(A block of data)
--------------------

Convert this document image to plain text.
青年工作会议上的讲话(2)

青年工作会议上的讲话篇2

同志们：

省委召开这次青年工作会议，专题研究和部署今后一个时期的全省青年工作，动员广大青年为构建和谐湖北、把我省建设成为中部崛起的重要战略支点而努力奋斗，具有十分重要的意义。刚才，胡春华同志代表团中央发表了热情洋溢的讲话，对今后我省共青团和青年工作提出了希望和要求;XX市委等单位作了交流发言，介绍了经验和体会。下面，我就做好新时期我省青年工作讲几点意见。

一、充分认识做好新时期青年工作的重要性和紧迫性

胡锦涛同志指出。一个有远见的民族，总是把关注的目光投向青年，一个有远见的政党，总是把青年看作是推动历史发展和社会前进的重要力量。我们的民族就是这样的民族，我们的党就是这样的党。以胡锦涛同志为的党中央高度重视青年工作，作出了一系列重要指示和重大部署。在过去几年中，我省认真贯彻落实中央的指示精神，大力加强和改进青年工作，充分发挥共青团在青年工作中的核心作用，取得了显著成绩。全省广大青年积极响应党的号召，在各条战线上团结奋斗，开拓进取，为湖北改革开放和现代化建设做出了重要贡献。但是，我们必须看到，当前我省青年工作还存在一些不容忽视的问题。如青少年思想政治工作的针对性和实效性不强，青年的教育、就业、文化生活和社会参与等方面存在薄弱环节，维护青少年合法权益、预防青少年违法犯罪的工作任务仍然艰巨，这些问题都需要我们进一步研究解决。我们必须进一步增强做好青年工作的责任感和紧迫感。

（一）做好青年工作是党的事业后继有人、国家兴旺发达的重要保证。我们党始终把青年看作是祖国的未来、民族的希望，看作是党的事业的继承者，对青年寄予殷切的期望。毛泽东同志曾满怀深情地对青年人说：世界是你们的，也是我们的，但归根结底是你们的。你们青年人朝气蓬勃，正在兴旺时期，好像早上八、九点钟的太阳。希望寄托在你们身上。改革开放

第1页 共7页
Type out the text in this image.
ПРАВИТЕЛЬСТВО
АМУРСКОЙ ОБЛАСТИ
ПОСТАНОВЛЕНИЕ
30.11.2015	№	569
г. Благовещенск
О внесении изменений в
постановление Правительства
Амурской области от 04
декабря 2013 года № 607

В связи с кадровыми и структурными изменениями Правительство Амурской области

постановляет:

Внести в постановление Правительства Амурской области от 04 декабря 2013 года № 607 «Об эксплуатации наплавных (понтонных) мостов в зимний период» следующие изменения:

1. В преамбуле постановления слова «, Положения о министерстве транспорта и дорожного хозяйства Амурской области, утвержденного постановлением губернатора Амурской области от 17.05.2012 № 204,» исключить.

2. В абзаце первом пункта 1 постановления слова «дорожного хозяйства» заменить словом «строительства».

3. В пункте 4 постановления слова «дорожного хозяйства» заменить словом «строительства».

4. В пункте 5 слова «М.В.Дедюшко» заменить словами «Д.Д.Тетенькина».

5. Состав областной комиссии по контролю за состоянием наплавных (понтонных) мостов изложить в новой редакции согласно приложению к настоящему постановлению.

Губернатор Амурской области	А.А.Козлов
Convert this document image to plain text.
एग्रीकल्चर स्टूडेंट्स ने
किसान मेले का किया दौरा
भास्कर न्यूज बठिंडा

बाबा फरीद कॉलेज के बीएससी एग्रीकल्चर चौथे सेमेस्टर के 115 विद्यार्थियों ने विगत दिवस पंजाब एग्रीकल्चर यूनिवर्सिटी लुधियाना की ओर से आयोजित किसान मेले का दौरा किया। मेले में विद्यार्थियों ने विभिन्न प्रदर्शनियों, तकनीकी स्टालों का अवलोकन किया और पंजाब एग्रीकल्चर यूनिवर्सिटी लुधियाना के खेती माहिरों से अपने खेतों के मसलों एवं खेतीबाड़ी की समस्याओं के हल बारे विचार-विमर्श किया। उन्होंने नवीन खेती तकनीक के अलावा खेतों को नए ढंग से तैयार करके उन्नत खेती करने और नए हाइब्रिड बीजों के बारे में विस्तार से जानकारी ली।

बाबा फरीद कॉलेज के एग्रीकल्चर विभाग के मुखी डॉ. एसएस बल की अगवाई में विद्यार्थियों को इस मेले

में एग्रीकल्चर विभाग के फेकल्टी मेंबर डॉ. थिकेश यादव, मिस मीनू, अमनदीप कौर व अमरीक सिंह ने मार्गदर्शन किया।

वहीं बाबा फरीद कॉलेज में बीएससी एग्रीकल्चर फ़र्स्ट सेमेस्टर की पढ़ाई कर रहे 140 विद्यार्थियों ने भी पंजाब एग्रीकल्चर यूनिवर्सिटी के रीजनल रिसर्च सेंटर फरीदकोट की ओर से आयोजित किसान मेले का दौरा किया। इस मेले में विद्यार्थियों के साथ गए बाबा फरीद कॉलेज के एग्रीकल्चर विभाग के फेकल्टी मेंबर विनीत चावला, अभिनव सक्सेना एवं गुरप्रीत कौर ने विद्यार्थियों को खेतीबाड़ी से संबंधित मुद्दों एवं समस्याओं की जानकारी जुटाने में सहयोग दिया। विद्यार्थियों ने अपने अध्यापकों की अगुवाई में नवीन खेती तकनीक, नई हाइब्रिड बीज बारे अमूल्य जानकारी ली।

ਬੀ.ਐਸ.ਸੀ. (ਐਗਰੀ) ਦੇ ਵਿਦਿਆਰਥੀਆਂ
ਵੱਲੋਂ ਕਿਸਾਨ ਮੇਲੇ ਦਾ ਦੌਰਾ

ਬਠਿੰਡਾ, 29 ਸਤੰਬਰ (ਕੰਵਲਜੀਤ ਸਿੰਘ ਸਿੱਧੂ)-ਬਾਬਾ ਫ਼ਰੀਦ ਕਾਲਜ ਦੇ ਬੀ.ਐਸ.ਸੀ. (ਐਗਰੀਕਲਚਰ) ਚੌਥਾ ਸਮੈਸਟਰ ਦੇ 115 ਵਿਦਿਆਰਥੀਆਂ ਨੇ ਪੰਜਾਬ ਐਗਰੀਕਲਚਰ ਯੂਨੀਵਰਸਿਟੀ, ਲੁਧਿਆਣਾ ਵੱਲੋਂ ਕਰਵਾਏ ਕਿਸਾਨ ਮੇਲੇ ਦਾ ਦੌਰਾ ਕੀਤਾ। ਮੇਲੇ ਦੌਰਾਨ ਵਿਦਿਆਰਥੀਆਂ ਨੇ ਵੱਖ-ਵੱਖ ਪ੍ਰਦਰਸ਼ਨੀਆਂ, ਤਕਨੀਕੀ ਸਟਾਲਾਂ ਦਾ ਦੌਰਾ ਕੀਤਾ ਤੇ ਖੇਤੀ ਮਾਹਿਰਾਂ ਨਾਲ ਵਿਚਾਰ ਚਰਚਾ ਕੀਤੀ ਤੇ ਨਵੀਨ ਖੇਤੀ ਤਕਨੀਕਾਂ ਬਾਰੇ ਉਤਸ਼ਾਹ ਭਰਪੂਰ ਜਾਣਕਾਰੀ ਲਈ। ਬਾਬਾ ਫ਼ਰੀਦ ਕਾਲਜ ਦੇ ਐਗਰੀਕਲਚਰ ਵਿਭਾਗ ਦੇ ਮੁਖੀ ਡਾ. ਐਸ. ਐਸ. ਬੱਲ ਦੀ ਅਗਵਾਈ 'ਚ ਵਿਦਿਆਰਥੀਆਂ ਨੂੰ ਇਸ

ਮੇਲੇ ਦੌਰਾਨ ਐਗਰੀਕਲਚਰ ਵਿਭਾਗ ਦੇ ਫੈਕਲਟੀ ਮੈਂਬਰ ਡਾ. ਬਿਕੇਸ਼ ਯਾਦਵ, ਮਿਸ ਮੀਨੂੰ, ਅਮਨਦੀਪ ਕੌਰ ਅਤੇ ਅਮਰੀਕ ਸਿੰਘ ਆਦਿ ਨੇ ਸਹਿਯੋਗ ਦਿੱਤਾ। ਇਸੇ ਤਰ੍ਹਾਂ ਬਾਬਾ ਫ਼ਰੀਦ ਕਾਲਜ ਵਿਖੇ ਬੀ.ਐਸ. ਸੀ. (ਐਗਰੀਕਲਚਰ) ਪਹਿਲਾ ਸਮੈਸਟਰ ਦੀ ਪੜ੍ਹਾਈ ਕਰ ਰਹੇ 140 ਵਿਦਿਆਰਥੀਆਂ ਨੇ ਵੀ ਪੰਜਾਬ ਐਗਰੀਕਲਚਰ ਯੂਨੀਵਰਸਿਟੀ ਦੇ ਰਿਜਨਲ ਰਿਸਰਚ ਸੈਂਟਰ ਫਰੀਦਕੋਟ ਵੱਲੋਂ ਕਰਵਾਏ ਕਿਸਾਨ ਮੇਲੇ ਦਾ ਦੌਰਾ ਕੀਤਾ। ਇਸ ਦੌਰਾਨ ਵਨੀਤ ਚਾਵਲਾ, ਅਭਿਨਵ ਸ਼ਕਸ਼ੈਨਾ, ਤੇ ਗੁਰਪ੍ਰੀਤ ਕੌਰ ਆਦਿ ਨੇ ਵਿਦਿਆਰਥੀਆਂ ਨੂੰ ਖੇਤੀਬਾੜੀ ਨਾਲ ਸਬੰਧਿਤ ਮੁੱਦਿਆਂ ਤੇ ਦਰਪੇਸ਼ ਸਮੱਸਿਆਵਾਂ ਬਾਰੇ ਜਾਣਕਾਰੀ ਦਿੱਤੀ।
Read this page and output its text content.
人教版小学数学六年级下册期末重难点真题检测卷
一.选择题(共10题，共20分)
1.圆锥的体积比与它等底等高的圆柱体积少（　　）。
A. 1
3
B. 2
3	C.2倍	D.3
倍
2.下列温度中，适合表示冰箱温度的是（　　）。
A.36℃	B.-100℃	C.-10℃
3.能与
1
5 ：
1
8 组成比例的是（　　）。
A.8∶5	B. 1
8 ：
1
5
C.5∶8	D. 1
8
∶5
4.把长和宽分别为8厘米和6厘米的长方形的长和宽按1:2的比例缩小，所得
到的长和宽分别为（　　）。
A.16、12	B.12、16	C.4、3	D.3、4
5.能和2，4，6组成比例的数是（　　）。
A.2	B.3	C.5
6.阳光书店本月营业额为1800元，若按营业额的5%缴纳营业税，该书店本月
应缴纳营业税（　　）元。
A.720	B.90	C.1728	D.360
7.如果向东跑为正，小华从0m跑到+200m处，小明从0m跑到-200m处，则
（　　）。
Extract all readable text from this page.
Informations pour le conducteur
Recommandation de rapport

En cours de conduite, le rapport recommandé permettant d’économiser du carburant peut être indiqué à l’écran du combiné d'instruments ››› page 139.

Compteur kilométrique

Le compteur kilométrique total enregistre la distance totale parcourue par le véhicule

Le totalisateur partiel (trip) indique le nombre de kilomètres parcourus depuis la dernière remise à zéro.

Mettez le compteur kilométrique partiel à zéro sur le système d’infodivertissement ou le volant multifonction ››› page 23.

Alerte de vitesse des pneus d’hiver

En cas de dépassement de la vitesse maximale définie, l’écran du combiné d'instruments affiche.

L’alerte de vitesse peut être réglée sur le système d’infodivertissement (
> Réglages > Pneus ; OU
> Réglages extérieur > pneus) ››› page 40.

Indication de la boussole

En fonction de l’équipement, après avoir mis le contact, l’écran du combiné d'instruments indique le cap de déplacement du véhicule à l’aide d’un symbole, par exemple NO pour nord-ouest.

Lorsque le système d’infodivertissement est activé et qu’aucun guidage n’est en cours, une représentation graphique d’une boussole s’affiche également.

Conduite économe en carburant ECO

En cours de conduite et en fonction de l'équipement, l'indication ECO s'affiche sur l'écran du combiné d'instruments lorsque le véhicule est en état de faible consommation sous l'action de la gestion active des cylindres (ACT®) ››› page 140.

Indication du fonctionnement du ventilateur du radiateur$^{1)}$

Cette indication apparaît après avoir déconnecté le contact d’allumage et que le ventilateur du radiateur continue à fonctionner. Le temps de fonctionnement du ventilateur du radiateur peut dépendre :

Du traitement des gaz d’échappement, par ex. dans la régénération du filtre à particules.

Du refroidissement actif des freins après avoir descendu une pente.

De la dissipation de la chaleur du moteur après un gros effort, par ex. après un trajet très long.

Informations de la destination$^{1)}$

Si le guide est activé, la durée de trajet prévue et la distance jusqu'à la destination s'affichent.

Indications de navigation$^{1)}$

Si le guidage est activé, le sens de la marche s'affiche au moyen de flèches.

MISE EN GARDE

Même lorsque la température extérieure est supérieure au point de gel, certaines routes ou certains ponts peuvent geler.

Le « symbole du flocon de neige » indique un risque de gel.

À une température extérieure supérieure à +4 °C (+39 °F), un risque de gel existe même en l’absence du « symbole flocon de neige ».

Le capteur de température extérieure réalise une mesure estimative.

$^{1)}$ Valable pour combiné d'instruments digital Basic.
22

--------------------

= Work instructions =
Which lines contain the word "boussole"? Copy each one.

= Output =
Indication de la boussole
Lorsque le système d’infodivertissement est activé et qu’aucun guidage n’est en cours, une représentation graphique d’une boussole s’affiche également.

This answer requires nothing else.